▸ **WHAT TO WORK ON**: Repeat each line of the material below exactly as it appears, minus any pictures.

▸ **ENTRIES SUPPLIED**:
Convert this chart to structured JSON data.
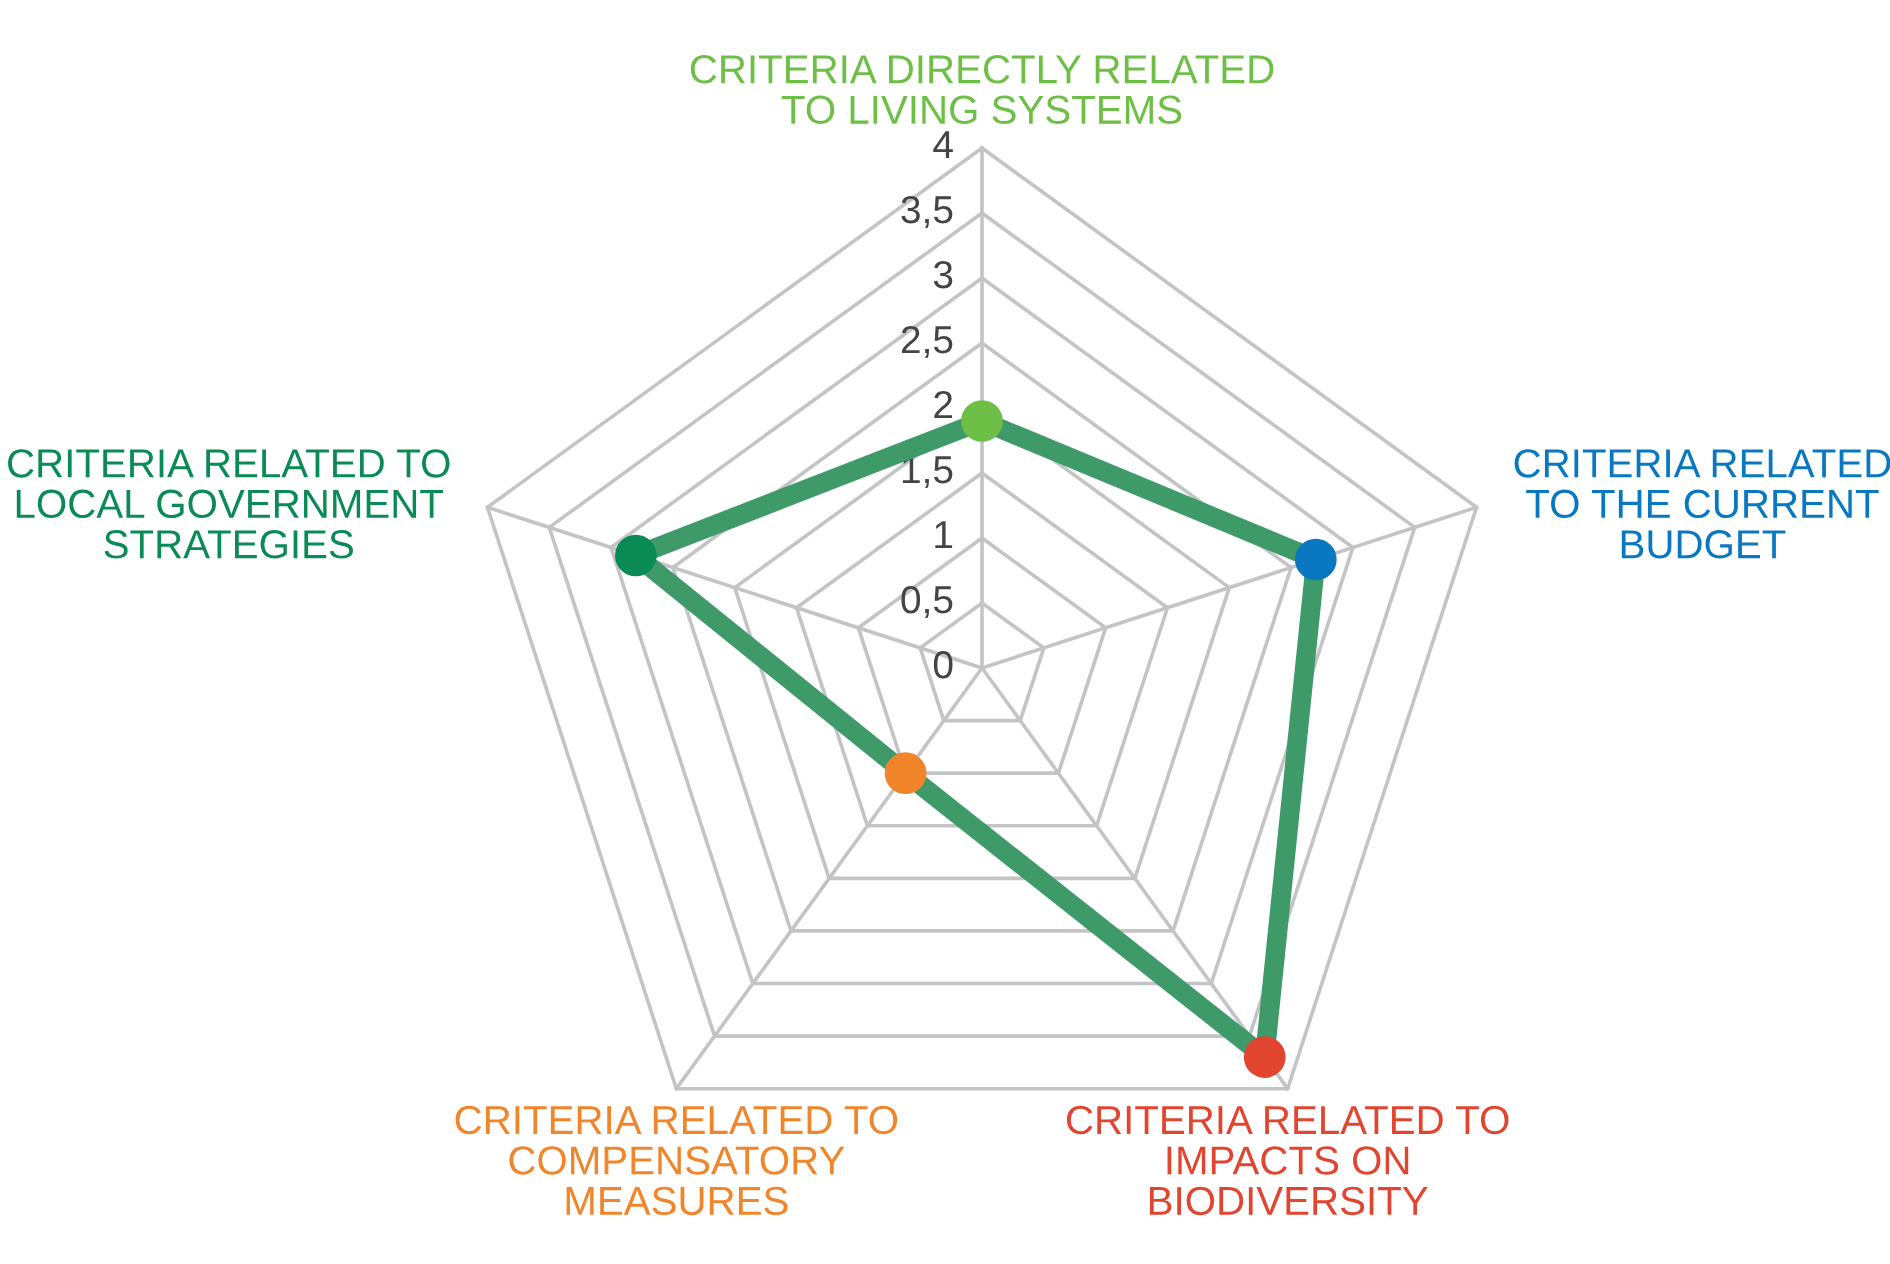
{
  "chart_data": {
    "type": "radar",
    "categories": [
      "CRITERIA DIRECTLY RELATED\nTO LIVING SYSTEMS",
      "CRITERIA RELATED\nTO THE CURRENT\nBUDGET",
      "CRITERIA RELATED TO\nIMPACTS ON\nBIODIVERSITY",
      "CRITERIA RELATED TO\nCOMPENSATORY\nMEASURES",
      "CRITERIA RELATED TO\nLOCAL GOVERNMENT\nSTRATEGIES"
    ],
    "colors": [
      "#6dbf45",
      "#0a78c0",
      "#e2452f",
      "#f0852a",
      "#0a8a55"
    ],
    "series": [
      {
        "color": "#3f9a6a",
        "values": [
          1.9,
          2.7,
          3.7,
          1.0,
          2.8
        ]
      }
    ],
    "ylim": [
      0,
      4
    ],
    "yticks": [
      0,
      {
        "value": 0.5,
        "label": "0,5"
      },
      1,
      {
        "value": 1.5,
        "label": "1,5"
      },
      2,
      {
        "value": 2.5,
        "label": "2,5"
      },
      3,
      {
        "value": 3.5,
        "label": "3,5"
      },
      4
    ],
    "marker": "circle",
    "line_style": "solid",
    "grid": true
  }
}
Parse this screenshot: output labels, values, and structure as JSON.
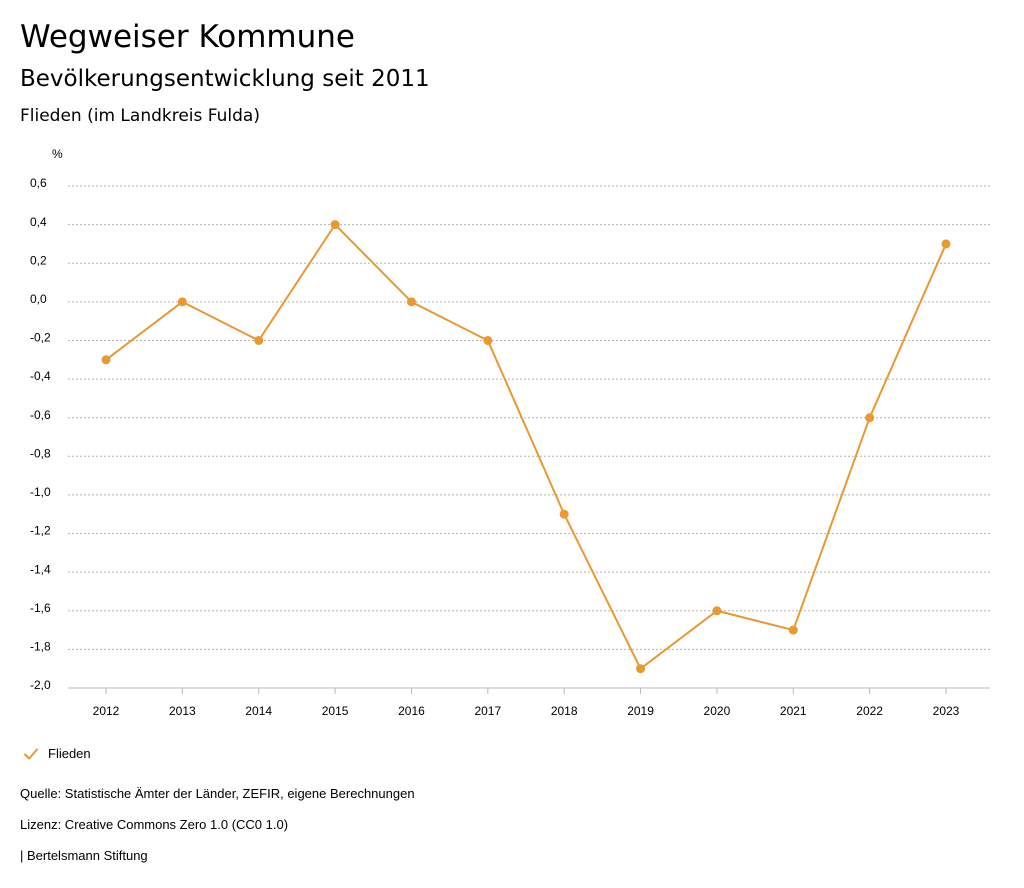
{
  "header": {
    "title": "Wegweiser Kommune",
    "subtitle": "Bevölkerungsentwicklung seit 2011",
    "region": "Flieden (im Landkreis Fulda)"
  },
  "legend": {
    "label": "Flieden",
    "icon": "check-icon"
  },
  "footer": {
    "source": "Quelle: Statistische Ämter der Länder, ZEFIR, eigene Berechnungen",
    "license": "Lizenz: Creative Commons Zero 1.0 (CC0 1.0)",
    "brand": "| Bertelsmann Stiftung"
  },
  "colors": {
    "series": "#e99832",
    "grid": "#b4b4b4",
    "axis": "#bbbbbb"
  },
  "chart_data": {
    "type": "line",
    "title": "Bevölkerungsentwicklung seit 2011",
    "xlabel": "",
    "ylabel": "%",
    "ylim": [
      -2.0,
      0.6
    ],
    "yticks": [
      0.6,
      0.4,
      0.2,
      0.0,
      -0.2,
      -0.4,
      -0.6,
      -0.8,
      -1.0,
      -1.2,
      -1.4,
      -1.6,
      -1.8,
      -2.0
    ],
    "ytick_labels": [
      "0,6",
      "0,4",
      "0,2",
      "0,0",
      "-0,2",
      "-0,4",
      "-0,6",
      "-0,8",
      "-1,0",
      "-1,2",
      "-1,4",
      "-1,6",
      "-1,8",
      "-2,0"
    ],
    "categories": [
      "2012",
      "2013",
      "2014",
      "2015",
      "2016",
      "2017",
      "2018",
      "2019",
      "2020",
      "2021",
      "2022",
      "2023"
    ],
    "series": [
      {
        "name": "Flieden",
        "values": [
          -0.3,
          0.0,
          -0.2,
          0.4,
          0.0,
          -0.2,
          -1.1,
          -1.9,
          -1.6,
          -1.7,
          -0.6,
          0.3
        ]
      }
    ],
    "grid": true,
    "legend_position": "bottom-left"
  }
}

▸ **PROBLEM SOLUTION**:
Convert this chart to structured JSON data.
{
  "chart_data": {
    "type": "radar",
    "categories": [
      "CRITERIA DIRECTLY RELATED\nTO LIVING SYSTEMS",
      "CRITERIA RELATED\nTO THE CURRENT\nBUDGET",
      "CRITERIA RELATED TO\nIMPACTS ON\nBIODIVERSITY",
      "CRITERIA RELATED TO\nCOMPENSATORY\nMEASURES",
      "CRITERIA RELATED TO\nLOCAL GOVERNMENT\nSTRATEGIES"
    ],
    "colors": [
      "#6dbf45",
      "#0a78c0",
      "#e2452f",
      "#f0852a",
      "#0a8a55"
    ],
    "series": [
      {
        "color": "#3f9a6a",
        "values": [
          1.9,
          2.7,
          3.7,
          1.0,
          2.8
        ]
      }
    ],
    "ylim": [
      0,
      4
    ],
    "yticks": [
      0,
      {
        "value": 0.5,
        "label": "0,5"
      },
      1,
      {
        "value": 1.5,
        "label": "1,5"
      },
      2,
      {
        "value": 2.5,
        "label": "2,5"
      },
      3,
      {
        "value": 3.5,
        "label": "3,5"
      },
      4
    ],
    "marker": "circle",
    "line_style": "solid",
    "grid": true
  }
}
Parse this screenshot: output labels, values, and structure as JSON.
{
  "header": {
    "title": "Wegweiser Kommune",
    "subtitle": "Bevölkerungsentwicklung seit 2011",
    "region": "Flieden (im Landkreis Fulda)"
  },
  "legend": {
    "label": "Flieden",
    "icon": "check-icon"
  },
  "footer": {
    "source": "Quelle: Statistische Ämter der Länder, ZEFIR, eigene Berechnungen",
    "license": "Lizenz: Creative Commons Zero 1.0 (CC0 1.0)",
    "brand": "| Bertelsmann Stiftung"
  },
  "colors": {
    "series": "#e99832",
    "grid": "#b4b4b4",
    "axis": "#bbbbbb"
  },
  "chart_data": {
    "type": "line",
    "title": "Bevölkerungsentwicklung seit 2011",
    "xlabel": "",
    "ylabel": "%",
    "ylim": [
      -2.0,
      0.6
    ],
    "yticks": [
      0.6,
      0.4,
      0.2,
      0.0,
      -0.2,
      -0.4,
      -0.6,
      -0.8,
      -1.0,
      -1.2,
      -1.4,
      -1.6,
      -1.8,
      -2.0
    ],
    "ytick_labels": [
      "0,6",
      "0,4",
      "0,2",
      "0,0",
      "-0,2",
      "-0,4",
      "-0,6",
      "-0,8",
      "-1,0",
      "-1,2",
      "-1,4",
      "-1,6",
      "-1,8",
      "-2,0"
    ],
    "categories": [
      "2012",
      "2013",
      "2014",
      "2015",
      "2016",
      "2017",
      "2018",
      "2019",
      "2020",
      "2021",
      "2022",
      "2023"
    ],
    "series": [
      {
        "name": "Flieden",
        "values": [
          -0.3,
          0.0,
          -0.2,
          0.4,
          0.0,
          -0.2,
          -1.1,
          -1.9,
          -1.6,
          -1.7,
          -0.6,
          0.3
        ]
      }
    ],
    "grid": true,
    "legend_position": "bottom-left"
  }
}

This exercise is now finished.